** start of Information given **

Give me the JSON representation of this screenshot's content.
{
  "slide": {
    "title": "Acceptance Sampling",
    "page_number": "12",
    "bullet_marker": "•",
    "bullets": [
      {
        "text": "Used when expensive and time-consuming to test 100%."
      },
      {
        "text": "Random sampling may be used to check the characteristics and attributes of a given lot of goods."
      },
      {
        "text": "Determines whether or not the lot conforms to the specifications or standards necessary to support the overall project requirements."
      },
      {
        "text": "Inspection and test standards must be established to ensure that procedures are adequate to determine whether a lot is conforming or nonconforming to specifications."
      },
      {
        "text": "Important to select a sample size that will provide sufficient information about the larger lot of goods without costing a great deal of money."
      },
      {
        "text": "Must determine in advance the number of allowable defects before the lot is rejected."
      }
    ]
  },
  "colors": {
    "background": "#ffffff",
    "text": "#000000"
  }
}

** end of Information given **
** start of Information given **

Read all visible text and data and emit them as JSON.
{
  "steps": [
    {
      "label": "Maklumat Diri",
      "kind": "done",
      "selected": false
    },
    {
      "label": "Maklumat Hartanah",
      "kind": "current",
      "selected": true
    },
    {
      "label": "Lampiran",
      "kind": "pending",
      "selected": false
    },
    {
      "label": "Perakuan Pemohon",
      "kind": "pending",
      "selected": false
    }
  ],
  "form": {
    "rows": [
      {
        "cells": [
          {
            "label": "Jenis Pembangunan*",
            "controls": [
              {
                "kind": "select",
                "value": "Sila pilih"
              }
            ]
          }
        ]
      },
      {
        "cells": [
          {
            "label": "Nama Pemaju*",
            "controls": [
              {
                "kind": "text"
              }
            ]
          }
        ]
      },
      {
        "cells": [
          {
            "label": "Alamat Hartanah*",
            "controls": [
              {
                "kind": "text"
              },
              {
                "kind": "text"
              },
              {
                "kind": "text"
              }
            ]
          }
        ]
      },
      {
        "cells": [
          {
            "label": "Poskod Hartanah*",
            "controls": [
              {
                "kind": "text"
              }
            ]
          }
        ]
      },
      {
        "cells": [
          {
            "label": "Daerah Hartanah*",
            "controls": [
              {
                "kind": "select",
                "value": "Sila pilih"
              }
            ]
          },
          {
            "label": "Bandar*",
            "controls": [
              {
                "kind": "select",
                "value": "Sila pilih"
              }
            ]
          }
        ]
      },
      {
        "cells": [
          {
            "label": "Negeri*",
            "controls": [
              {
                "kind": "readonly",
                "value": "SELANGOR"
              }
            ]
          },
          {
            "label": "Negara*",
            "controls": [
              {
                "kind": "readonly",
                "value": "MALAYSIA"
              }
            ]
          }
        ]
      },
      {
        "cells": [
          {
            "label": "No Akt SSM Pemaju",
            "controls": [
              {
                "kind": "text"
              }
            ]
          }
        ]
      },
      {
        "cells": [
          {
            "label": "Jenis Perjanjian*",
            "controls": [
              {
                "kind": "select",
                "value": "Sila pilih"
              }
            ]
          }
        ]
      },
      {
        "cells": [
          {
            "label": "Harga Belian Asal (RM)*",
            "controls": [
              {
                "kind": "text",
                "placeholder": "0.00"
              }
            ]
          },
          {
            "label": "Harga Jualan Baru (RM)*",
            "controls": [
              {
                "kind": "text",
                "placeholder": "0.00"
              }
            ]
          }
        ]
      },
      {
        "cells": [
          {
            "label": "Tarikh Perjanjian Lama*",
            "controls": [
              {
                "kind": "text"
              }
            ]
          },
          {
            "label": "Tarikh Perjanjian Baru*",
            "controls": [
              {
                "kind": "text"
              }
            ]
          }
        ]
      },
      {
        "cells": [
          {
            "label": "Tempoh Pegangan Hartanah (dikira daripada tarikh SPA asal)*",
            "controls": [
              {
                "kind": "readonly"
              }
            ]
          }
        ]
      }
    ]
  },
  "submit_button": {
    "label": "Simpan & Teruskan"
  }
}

** end of Information given **

Instruction. From the entries above, copy every line where the word "standards" shows up.

Written solution.
        "text": "Determines whether or not the lot conforms to the specifications or standards necessary to support the overall project requirements."
        "text": "Inspection and test standards must be established to ensure that procedures are adequate to determine whether a lot is conforming or nonconforming to specifications."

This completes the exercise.